━━ Reading text ━━

Are you trying to say that poor attendance correlates with bad soccer? Because that would support the notion that MLS is terrible. If you want an empty stadium—as for some reason it seems important to you—go check out FC Dallas.

The U.S. team will make next year’s World Cup and has a decent chance to make it through to the second round.

What does the USMNT have to do with the relative competitiveness of MLS? Besides nothing, I mean.

The second round would mean that the U.S. is one of the top 16 countries in the world.

Not really. It depends on the draw, and other random variables. The Aussies probably weren't one of the best 16 teams in the world when they made it to the knock out stages of the last World Cup.

With a big upset, the U.S. could make the quarter-finals. This is awesome that the U.S. has a chance to make it so far into the World Cup, most countries would die for the opportunity just to qualify.

And with four big upsets, we could win the World Cup. And I'm going to write 1 million articles about it, so it's going to happen!

So where does the U.S. rank in Soccer?

━━━
━━ Raw data ━━

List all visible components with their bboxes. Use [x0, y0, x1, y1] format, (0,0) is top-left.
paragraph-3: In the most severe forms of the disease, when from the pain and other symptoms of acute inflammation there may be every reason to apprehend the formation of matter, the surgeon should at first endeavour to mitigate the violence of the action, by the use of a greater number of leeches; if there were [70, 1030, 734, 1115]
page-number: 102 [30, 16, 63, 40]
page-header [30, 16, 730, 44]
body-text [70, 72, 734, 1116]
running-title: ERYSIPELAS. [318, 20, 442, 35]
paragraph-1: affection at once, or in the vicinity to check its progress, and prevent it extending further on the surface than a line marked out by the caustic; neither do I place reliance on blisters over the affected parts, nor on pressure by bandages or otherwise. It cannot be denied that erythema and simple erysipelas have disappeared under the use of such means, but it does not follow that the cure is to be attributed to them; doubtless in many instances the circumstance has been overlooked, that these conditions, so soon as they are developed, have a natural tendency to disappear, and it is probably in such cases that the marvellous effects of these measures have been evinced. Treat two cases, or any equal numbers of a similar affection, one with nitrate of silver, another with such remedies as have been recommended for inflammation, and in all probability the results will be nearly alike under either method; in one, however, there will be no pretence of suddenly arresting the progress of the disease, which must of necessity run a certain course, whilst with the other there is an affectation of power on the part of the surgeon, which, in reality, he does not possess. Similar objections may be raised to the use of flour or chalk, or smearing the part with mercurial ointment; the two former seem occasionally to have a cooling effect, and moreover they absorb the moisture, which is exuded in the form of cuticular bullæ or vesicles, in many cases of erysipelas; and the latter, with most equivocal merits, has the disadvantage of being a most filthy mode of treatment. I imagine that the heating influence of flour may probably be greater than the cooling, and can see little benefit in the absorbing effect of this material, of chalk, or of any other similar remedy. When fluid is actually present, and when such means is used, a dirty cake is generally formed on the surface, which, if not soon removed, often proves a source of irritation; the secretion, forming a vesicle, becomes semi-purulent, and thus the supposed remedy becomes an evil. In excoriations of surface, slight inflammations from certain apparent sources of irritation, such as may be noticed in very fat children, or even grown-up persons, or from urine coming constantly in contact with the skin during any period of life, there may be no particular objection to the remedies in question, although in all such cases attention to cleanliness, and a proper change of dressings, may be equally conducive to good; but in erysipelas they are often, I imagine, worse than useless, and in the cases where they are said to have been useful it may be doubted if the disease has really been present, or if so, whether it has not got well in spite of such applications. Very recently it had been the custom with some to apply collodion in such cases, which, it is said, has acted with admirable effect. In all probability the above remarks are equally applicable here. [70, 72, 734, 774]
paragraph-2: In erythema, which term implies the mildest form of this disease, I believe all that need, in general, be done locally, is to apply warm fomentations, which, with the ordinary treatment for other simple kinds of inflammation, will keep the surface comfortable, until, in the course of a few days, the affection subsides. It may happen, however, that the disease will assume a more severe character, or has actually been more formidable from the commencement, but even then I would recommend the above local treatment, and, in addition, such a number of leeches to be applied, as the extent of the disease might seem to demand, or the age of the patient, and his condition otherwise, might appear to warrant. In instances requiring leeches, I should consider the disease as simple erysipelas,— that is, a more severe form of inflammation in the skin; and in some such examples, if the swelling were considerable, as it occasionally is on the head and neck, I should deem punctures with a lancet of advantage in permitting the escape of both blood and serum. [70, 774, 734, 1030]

━━━

- **Exercise brief**
Reproduce word for word the stretch of the soccer discussion from "The second round would" through "just to qualify.". The records are separate material, unrelated to the soccer discussion.

- **Answer for this exercise**
The second round would mean that the U.S. is one of the top 16 countries in the world.

Not really. It depends on the draw, and other random variables. The Aussies probably weren't one of the best 16 teams in the world when they made it to the knock out stages of the last World Cup.

With a big upset, the U.S. could make the quarter-finals. This is awesome that the U.S. has a chance to make it so far into the World Cup, most countries would die for the opportunity just to qualify.